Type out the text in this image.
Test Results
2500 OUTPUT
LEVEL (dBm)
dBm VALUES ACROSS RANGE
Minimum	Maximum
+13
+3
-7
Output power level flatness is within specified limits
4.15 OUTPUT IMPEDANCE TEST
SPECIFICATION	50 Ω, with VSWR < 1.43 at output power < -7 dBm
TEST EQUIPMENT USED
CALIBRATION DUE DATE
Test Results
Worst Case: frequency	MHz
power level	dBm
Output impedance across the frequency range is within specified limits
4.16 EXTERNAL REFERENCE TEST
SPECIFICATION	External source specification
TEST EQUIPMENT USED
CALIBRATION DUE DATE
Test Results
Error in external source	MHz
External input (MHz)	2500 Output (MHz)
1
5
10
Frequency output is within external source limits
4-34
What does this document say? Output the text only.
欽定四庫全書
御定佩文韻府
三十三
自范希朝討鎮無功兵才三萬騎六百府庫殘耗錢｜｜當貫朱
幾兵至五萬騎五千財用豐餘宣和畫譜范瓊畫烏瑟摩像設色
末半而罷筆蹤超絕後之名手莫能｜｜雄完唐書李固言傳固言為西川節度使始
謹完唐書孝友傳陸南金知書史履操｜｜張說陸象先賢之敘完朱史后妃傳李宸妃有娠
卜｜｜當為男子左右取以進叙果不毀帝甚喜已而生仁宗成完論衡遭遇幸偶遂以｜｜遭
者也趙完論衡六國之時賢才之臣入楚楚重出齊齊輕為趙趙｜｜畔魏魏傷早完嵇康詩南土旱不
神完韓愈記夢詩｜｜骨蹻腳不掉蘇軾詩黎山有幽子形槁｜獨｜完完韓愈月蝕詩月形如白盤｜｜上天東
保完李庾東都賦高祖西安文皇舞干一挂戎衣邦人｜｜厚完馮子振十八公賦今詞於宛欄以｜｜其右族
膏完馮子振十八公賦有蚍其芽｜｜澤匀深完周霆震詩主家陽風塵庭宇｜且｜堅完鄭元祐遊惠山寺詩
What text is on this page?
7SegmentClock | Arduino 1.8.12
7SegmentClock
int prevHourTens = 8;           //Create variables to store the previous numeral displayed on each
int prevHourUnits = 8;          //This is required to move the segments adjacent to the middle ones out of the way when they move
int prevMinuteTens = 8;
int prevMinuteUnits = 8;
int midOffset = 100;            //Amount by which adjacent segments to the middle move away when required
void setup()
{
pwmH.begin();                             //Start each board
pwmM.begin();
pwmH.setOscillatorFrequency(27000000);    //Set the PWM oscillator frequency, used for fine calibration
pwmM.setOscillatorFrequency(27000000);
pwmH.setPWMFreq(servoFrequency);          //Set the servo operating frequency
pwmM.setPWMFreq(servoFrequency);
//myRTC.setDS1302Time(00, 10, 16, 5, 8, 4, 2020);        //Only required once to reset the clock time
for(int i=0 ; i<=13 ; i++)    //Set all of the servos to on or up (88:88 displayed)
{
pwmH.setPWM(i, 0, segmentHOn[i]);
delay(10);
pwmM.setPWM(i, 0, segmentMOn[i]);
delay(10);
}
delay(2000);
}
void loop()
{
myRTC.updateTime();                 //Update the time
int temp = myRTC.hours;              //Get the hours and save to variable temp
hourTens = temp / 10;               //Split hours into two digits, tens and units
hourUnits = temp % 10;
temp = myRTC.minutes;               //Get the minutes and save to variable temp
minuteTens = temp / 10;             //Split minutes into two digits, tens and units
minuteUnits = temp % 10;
◇ ◇ ◇ ◇ ◇ ◇ ◇
SHORT PROBLEM »
Each line of the listing should be copied exactly.

CORRECT ANSWER »
Type out the text in this image.
Test Results
2500 OUTPUT
LEVEL (dBm)
dBm VALUES ACROSS RANGE
Minimum	Maximum
+13
+3
-7
Output power level flatness is within specified limits
4.15 OUTPUT IMPEDANCE TEST
SPECIFICATION	50 Ω, with VSWR < 1.43 at output power < -7 dBm
TEST EQUIPMENT USED
CALIBRATION DUE DATE
Test Results
Worst Case: frequency	MHz
power level	dBm
Output impedance across the frequency range is within specified limits
4.16 EXTERNAL REFERENCE TEST
SPECIFICATION	External source specification
TEST EQUIPMENT USED
CALIBRATION DUE DATE
Test Results
Error in external source	MHz
External input (MHz)	2500 Output (MHz)
1
5
10
Frequency output is within external source limits
4-34
What does this document say? Output the text only.
欽定四庫全書
御定佩文韻府
三十三
自范希朝討鎮無功兵才三萬騎六百府庫殘耗錢｜｜當貫朱
幾兵至五萬騎五千財用豐餘宣和畫譜范瓊畫烏瑟摩像設色
末半而罷筆蹤超絕後之名手莫能｜｜雄完唐書李固言傳固言為西川節度使始
謹完唐書孝友傳陸南金知書史履操｜｜張說陸象先賢之敘完朱史后妃傳李宸妃有娠
卜｜｜當為男子左右取以進叙果不毀帝甚喜已而生仁宗成完論衡遭遇幸偶遂以｜｜遭
者也趙完論衡六國之時賢才之臣入楚楚重出齊齊輕為趙趙｜｜畔魏魏傷早完嵇康詩南土旱不
神完韓愈記夢詩｜｜骨蹻腳不掉蘇軾詩黎山有幽子形槁｜獨｜完完韓愈月蝕詩月形如白盤｜｜上天東
保完李庾東都賦高祖西安文皇舞干一挂戎衣邦人｜｜厚完馮子振十八公賦今詞於宛欄以｜｜其右族
膏完馮子振十八公賦有蚍其芽｜｜澤匀深完周霆震詩主家陽風塵庭宇｜且｜堅完鄭元祐遊惠山寺詩
What text is on this page?
7SegmentClock | Arduino 1.8.12
7SegmentClock
int prevHourTens = 8;           //Create variables to store the previous numeral displayed on each
int prevHourUnits = 8;          //This is required to move the segments adjacent to the middle ones out of the way when they move
int prevMinuteTens = 8;
int prevMinuteUnits = 8;
int midOffset = 100;            //Amount by which adjacent segments to the middle move away when required
void setup()
{
pwmH.begin();                             //Start each board
pwmM.begin();
pwmH.setOscillatorFrequency(27000000);    //Set the PWM oscillator frequency, used for fine calibration
pwmM.setOscillatorFrequency(27000000);
pwmH.setPWMFreq(servoFrequency);          //Set the servo operating frequency
pwmM.setPWMFreq(servoFrequency);
//myRTC.setDS1302Time(00, 10, 16, 5, 8, 4, 2020);        //Only required once to reset the clock time
for(int i=0 ; i<=13 ; i++)    //Set all of the servos to on or up (88:88 displayed)
{
pwmH.setPWM(i, 0, segmentHOn[i]);
delay(10);
pwmM.setPWM(i, 0, segmentMOn[i]);
delay(10);
}
delay(2000);
}
void loop()
{
myRTC.updateTime();                 //Update the time
int temp = myRTC.hours;              //Get the hours and save to variable temp
hourTens = temp / 10;               //Split hours into two digits, tens and units
hourUnits = temp % 10;
temp = myRTC.minutes;               //Get the minutes and save to variable temp
minuteTens = temp / 10;             //Split minutes into two digits, tens and units
minuteUnits = temp % 10;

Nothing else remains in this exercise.